[Set task] Read the data and repeat it in full, exactly.

═══ Data shown ═══

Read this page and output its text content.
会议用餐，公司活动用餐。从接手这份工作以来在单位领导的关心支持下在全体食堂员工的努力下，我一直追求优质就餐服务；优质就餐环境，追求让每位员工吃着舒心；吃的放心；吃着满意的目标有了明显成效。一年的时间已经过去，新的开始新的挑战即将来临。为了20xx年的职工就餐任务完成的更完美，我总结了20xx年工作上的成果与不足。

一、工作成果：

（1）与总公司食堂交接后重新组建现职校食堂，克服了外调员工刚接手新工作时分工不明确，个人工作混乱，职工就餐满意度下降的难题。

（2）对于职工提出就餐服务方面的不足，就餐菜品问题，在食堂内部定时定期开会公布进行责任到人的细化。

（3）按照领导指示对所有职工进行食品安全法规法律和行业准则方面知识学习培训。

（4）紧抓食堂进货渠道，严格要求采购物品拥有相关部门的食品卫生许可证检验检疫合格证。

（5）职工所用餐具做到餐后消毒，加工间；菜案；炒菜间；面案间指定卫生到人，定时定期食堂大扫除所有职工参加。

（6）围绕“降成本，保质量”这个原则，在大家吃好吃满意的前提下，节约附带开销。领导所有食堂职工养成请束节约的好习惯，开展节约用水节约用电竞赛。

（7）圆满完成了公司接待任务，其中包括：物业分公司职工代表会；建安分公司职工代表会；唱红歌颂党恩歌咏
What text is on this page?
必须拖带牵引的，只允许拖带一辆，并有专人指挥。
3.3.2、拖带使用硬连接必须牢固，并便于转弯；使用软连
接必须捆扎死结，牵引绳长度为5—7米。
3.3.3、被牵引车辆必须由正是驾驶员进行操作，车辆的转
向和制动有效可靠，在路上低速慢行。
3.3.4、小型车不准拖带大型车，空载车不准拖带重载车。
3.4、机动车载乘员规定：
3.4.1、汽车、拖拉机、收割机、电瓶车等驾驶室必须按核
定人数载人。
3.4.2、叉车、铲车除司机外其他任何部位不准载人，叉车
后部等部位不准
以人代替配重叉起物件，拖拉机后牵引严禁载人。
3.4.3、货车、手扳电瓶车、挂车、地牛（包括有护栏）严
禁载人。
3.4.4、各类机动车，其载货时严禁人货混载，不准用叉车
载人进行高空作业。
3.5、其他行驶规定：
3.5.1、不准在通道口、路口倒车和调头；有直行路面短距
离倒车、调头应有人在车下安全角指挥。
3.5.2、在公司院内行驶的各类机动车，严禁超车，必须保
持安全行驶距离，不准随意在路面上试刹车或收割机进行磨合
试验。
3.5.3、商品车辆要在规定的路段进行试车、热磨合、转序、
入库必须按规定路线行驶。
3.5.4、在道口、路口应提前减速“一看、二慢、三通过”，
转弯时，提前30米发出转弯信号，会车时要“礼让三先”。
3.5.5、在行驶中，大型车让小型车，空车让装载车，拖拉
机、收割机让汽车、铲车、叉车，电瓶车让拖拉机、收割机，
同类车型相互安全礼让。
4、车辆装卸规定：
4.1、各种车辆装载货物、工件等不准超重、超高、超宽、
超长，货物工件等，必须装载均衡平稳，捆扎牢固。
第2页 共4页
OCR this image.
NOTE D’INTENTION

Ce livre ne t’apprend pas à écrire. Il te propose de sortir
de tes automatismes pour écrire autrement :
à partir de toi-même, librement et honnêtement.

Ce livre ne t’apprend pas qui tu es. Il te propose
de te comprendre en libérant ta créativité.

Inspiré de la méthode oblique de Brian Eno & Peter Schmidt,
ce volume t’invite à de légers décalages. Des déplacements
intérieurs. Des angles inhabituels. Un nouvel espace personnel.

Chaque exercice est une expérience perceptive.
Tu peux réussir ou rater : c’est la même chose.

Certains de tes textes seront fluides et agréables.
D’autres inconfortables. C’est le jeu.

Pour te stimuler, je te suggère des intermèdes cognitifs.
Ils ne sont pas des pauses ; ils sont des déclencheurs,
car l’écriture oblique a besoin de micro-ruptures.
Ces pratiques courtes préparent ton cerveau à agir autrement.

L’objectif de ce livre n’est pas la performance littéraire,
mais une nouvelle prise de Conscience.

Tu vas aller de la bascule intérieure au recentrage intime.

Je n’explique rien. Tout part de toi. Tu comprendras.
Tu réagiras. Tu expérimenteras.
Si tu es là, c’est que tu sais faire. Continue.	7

═══

[Solution for this exercise]
Read this page and output its text content.
会议用餐，公司活动用餐。从接手这份工作以来在单位领导的关心支持下在全体食堂员工的努力下，我一直追求优质就餐服务；优质就餐环境，追求让每位员工吃着舒心；吃的放心；吃着满意的目标有了明显成效。一年的时间已经过去，新的开始新的挑战即将来临。为了20xx年的职工就餐任务完成的更完美，我总结了20xx年工作上的成果与不足。

一、工作成果：

（1）与总公司食堂交接后重新组建现职校食堂，克服了外调员工刚接手新工作时分工不明确，个人工作混乱，职工就餐满意度下降的难题。

（2）对于职工提出就餐服务方面的不足，就餐菜品问题，在食堂内部定时定期开会公布进行责任到人的细化。

（3）按照领导指示对所有职工进行食品安全法规法律和行业准则方面知识学习培训。

（4）紧抓食堂进货渠道，严格要求采购物品拥有相关部门的食品卫生许可证检验检疫合格证。

（5）职工所用餐具做到餐后消毒，加工间；菜案；炒菜间；面案间指定卫生到人，定时定期食堂大扫除所有职工参加。

（6）围绕“降成本，保质量”这个原则，在大家吃好吃满意的前提下，节约附带开销。领导所有食堂职工养成请束节约的好习惯，开展节约用水节约用电竞赛。

（7）圆满完成了公司接待任务，其中包括：物业分公司职工代表会；建安分公司职工代表会；唱红歌颂党恩歌咏
What text is on this page?
必须拖带牵引的，只允许拖带一辆，并有专人指挥。
3.3.2、拖带使用硬连接必须牢固，并便于转弯；使用软连
接必须捆扎死结，牵引绳长度为5—7米。
3.3.3、被牵引车辆必须由正是驾驶员进行操作，车辆的转
向和制动有效可靠，在路上低速慢行。
3.3.4、小型车不准拖带大型车，空载车不准拖带重载车。
3.4、机动车载乘员规定：
3.4.1、汽车、拖拉机、收割机、电瓶车等驾驶室必须按核
定人数载人。
3.4.2、叉车、铲车除司机外其他任何部位不准载人，叉车
后部等部位不准
以人代替配重叉起物件，拖拉机后牵引严禁载人。
3.4.3、货车、手扳电瓶车、挂车、地牛（包括有护栏）严
禁载人。
3.4.4、各类机动车，其载货时严禁人货混载，不准用叉车
载人进行高空作业。
3.5、其他行驶规定：
3.5.1、不准在通道口、路口倒车和调头；有直行路面短距
离倒车、调头应有人在车下安全角指挥。
3.5.2、在公司院内行驶的各类机动车，严禁超车，必须保
持安全行驶距离，不准随意在路面上试刹车或收割机进行磨合
试验。
3.5.3、商品车辆要在规定的路段进行试车、热磨合、转序、
入库必须按规定路线行驶。
3.5.4、在道口、路口应提前减速“一看、二慢、三通过”，
转弯时，提前30米发出转弯信号，会车时要“礼让三先”。
3.5.5、在行驶中，大型车让小型车，空车让装载车，拖拉
机、收割机让汽车、铲车、叉车，电瓶车让拖拉机、收割机，
同类车型相互安全礼让。
4、车辆装卸规定：
4.1、各种车辆装载货物、工件等不准超重、超高、超宽、
超长，货物工件等，必须装载均衡平稳，捆扎牢固。
第2页 共4页
OCR this image.
NOTE D’INTENTION

Ce livre ne t’apprend pas à écrire. Il te propose de sortir
de tes automatismes pour écrire autrement :
à partir de toi-même, librement et honnêtement.

Ce livre ne t’apprend pas qui tu es. Il te propose
de te comprendre en libérant ta créativité.

Inspiré de la méthode oblique de Brian Eno & Peter Schmidt,
ce volume t’invite à de légers décalages. Des déplacements
intérieurs. Des angles inhabituels. Un nouvel espace personnel.

Chaque exercice est une expérience perceptive.
Tu peux réussir ou rater : c’est la même chose.

Certains de tes textes seront fluides et agréables.
D’autres inconfortables. C’est le jeu.

Pour te stimuler, je te suggère des intermèdes cognitifs.
Ils ne sont pas des pauses ; ils sont des déclencheurs,
car l’écriture oblique a besoin de micro-ruptures.
Ces pratiques courtes préparent ton cerveau à agir autrement.

L’objectif de ce livre n’est pas la performance littéraire,
mais une nouvelle prise de Conscience.

Tu vas aller de la bascule intérieure au recentrage intime.

Je n’explique rien. Tout part de toi. Tu comprendras.
Tu réagiras. Tu expérimenteras.
Si tu es là, c’est que tu sais faire. Continue.	7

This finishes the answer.